The newsletter guy suggested:
1. Get the Fax number of your brokerage firm's trade desk; it MIGHT not be
busy all the time, and your fax can keep re-trying.  Test it out with a
simple order, pre-meltdown.
2. Get Fed Ex pre-addressed envelopes ready.  A true meltdown may be
downlimit/suspended trading/busy signal/network-offline for days in a row,
but the brokerage will HAVE to admit they received your order if it is
confirmed Fed Ex.

Heck, I'm really a newbie in so many ways, but since I couldn't get through
either in October these struck a nerve (but, truthfully, I haven't
prepared...reminds me of earthquake preparedness; even those in earthquake
country mostly don't prepare).  Anyone got any other ideas for meltdown
ordering?

Pete

-----Original Message-----
From: owner-metastock@xxxxxxxxxxxxx
[mailto:owner-metastock@xxxxxxxxxxxxx]On Behalf Of Steve Karnish
Sent: Tuesday, August 04, 1998 3:53 PM
To: metastock@xxxxxxxxxxxxx
Subject: Re: Fidelity failure


Bill,
I know of a number of sad stories that happened during the
October "meltdown".  I believe this is part of the price one
pays for "cheap internet" trading.  The firms that created
gridlock in October, refused to foster any liability for losses.

Layout element annotations:
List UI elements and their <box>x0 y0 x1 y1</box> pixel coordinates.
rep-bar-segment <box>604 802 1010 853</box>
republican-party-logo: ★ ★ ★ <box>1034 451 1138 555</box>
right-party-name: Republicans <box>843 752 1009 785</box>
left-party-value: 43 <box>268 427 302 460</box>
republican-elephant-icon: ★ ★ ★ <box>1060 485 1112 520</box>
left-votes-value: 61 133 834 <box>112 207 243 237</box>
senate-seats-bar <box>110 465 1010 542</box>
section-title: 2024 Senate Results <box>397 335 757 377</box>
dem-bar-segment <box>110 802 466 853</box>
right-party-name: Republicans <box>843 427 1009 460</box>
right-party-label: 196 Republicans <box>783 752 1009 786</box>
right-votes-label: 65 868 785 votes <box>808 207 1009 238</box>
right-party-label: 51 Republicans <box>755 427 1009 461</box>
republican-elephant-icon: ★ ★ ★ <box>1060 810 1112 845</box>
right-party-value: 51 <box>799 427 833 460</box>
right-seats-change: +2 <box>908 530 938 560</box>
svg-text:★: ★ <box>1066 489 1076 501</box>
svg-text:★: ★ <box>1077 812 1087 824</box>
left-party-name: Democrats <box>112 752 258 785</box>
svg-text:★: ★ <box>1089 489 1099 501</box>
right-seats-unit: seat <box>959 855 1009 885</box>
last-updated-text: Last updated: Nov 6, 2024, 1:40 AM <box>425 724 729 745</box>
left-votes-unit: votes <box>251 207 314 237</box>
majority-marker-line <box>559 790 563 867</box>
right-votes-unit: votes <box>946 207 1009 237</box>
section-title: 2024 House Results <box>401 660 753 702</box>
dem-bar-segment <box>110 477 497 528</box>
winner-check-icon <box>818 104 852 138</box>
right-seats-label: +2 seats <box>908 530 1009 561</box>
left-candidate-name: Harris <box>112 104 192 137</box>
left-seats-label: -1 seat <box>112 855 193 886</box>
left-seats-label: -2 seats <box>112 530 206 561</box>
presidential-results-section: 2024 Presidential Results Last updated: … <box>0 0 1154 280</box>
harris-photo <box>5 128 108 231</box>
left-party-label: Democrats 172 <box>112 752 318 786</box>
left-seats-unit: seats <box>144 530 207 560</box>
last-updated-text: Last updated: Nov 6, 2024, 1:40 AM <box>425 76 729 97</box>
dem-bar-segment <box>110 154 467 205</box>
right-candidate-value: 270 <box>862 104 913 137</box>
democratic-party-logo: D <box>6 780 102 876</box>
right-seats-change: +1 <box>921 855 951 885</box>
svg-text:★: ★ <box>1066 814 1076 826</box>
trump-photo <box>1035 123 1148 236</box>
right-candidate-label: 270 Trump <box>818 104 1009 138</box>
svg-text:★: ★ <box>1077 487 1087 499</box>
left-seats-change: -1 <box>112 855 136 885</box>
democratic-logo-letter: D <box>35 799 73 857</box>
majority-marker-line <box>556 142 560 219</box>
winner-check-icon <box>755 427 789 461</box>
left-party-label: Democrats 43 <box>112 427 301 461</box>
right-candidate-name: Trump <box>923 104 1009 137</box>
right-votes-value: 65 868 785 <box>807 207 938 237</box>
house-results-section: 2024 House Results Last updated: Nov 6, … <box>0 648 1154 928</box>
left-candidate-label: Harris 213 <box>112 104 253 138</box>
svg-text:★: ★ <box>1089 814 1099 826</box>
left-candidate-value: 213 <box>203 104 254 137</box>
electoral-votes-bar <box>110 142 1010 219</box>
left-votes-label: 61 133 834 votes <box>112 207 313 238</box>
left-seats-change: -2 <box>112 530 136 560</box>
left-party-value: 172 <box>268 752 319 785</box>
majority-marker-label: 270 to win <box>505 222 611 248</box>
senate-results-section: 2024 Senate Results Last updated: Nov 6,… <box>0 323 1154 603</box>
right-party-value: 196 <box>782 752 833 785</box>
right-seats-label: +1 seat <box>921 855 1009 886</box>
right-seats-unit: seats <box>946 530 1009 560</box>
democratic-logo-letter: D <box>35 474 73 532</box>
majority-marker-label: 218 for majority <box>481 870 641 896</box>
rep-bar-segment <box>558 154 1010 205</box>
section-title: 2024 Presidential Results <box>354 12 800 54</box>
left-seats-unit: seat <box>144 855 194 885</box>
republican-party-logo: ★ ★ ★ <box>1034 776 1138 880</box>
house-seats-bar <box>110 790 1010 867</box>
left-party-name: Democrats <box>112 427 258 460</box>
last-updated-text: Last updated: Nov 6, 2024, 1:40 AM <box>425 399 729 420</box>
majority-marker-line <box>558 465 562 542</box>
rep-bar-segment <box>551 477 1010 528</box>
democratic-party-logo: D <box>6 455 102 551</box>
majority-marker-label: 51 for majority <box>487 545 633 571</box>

__AIM A__
In the email about ordering during a market meltdown, what does Steve Karnish believe the October problems are part of the price of?
__AIM B__
Summarize the email about ordering during a market meltdown in three sentences.
__AIM C__
Translate this sentence from the email about ordering during a market meltdown into Spanish: "I believe this is part of the price one pays for 'cheap internet' trading."

__REPLY A__
The price one pays for "cheap internet" trading.

__REPLY B__
A newsletter writer suggested faxing orders to a brokerage's trade desk and keeping pre-addressed Fed Ex envelopes ready, since a confirmed Fed Ex delivery means the brokerage must admit it received the order. Pete, who couldn't get through in October and admits to not having prepared, asks for other ideas for meltdown ordering. A quoted message from Steve Karnish calls the October trouble part of the price of "cheap internet" trading and says the firms that created the gridlock refused liability for losses.

__REPLY C__
Creo que esto es parte del precio que uno paga por las operaciones «baratas por internet».